The task
Write the material out again in full, exactly.

------------------------------------------------------------

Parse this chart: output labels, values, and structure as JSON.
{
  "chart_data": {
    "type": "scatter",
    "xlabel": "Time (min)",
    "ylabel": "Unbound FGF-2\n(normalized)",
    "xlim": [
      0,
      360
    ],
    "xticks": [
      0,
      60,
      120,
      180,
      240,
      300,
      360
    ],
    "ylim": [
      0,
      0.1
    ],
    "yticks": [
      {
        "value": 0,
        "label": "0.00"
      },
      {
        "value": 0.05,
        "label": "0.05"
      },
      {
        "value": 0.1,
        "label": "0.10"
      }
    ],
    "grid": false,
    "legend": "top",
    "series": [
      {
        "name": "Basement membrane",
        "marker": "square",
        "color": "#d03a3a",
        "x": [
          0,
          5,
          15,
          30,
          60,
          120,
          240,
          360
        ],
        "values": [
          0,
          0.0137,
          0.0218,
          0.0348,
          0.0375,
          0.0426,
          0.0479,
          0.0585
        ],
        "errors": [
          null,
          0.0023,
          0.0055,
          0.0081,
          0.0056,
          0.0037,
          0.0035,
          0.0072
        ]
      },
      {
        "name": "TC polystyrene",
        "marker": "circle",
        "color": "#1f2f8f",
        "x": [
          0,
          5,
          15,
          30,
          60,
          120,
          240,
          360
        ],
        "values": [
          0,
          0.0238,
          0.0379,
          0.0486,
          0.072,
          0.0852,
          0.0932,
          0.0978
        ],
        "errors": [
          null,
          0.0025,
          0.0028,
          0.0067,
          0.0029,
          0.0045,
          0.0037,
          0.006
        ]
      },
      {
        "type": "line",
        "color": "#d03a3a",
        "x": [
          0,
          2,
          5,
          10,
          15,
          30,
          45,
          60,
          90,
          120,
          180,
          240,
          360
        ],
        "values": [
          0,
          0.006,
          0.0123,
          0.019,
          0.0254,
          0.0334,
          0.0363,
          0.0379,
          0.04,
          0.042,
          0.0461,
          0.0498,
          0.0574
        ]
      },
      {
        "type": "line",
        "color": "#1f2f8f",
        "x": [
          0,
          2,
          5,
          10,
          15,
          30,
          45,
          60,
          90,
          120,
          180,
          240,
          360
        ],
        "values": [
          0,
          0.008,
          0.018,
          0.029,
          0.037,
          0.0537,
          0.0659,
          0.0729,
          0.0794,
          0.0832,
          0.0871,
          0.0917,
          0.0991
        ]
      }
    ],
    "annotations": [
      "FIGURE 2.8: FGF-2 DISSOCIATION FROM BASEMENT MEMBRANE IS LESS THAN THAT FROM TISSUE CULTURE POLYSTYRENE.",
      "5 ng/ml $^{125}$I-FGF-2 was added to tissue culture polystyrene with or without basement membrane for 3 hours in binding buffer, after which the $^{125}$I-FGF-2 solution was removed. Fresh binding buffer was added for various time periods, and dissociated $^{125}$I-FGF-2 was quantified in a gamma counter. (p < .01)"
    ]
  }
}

------------------------------------------------------------

Exercise result
Parse this chart: output labels, values, and structure as JSON.
{
  "chart_data": {
    "type": "scatter",
    "xlabel": "Time (min)",
    "ylabel": "Unbound FGF-2\n(normalized)",
    "xlim": [
      0,
      360
    ],
    "xticks": [
      0,
      60,
      120,
      180,
      240,
      300,
      360
    ],
    "ylim": [
      0,
      0.1
    ],
    "yticks": [
      {
        "value": 0,
        "label": "0.00"
      },
      {
        "value": 0.05,
        "label": "0.05"
      },
      {
        "value": 0.1,
        "label": "0.10"
      }
    ],
    "grid": false,
    "legend": "top",
    "series": [
      {
        "name": "Basement membrane",
        "marker": "square",
        "color": "#d03a3a",
        "x": [
          0,
          5,
          15,
          30,
          60,
          120,
          240,
          360
        ],
        "values": [
          0,
          0.0137,
          0.0218,
          0.0348,
          0.0375,
          0.0426,
          0.0479,
          0.0585
        ],
        "errors": [
          null,
          0.0023,
          0.0055,
          0.0081,
          0.0056,
          0.0037,
          0.0035,
          0.0072
        ]
      },
      {
        "name": "TC polystyrene",
        "marker": "circle",
        "color": "#1f2f8f",
        "x": [
          0,
          5,
          15,
          30,
          60,
          120,
          240,
          360
        ],
        "values": [
          0,
          0.0238,
          0.0379,
          0.0486,
          0.072,
          0.0852,
          0.0932,
          0.0978
        ],
        "errors": [
          null,
          0.0025,
          0.0028,
          0.0067,
          0.0029,
          0.0045,
          0.0037,
          0.006
        ]
      },
      {
        "type": "line",
        "color": "#d03a3a",
        "x": [
          0,
          2,
          5,
          10,
          15,
          30,
          45,
          60,
          90,
          120,
          180,
          240,
          360
        ],
        "values": [
          0,
          0.006,
          0.0123,
          0.019,
          0.0254,
          0.0334,
          0.0363,
          0.0379,
          0.04,
          0.042,
          0.0461,
          0.0498,
          0.0574
        ]
      },
      {
        "type": "line",
        "color": "#1f2f8f",
        "x": [
          0,
          2,
          5,
          10,
          15,
          30,
          45,
          60,
          90,
          120,
          180,
          240,
          360
        ],
        "values": [
          0,
          0.008,
          0.018,
          0.029,
          0.037,
          0.0537,
          0.0659,
          0.0729,
          0.0794,
          0.0832,
          0.0871,
          0.0917,
          0.0991
        ]
      }
    ],
    "annotations": [
      "FIGURE 2.8: FGF-2 DISSOCIATION FROM BASEMENT MEMBRANE IS LESS THAN THAT FROM TISSUE CULTURE POLYSTYRENE.",
      "5 ng/ml $^{125}$I-FGF-2 was added to tissue culture polystyrene with or without basement membrane for 3 hours in binding buffer, after which the $^{125}$I-FGF-2 solution was removed. Fresh binding buffer was added for various time periods, and dissociated $^{125}$I-FGF-2 was quantified in a gamma counter. (p < .01)"
    ]
  }
}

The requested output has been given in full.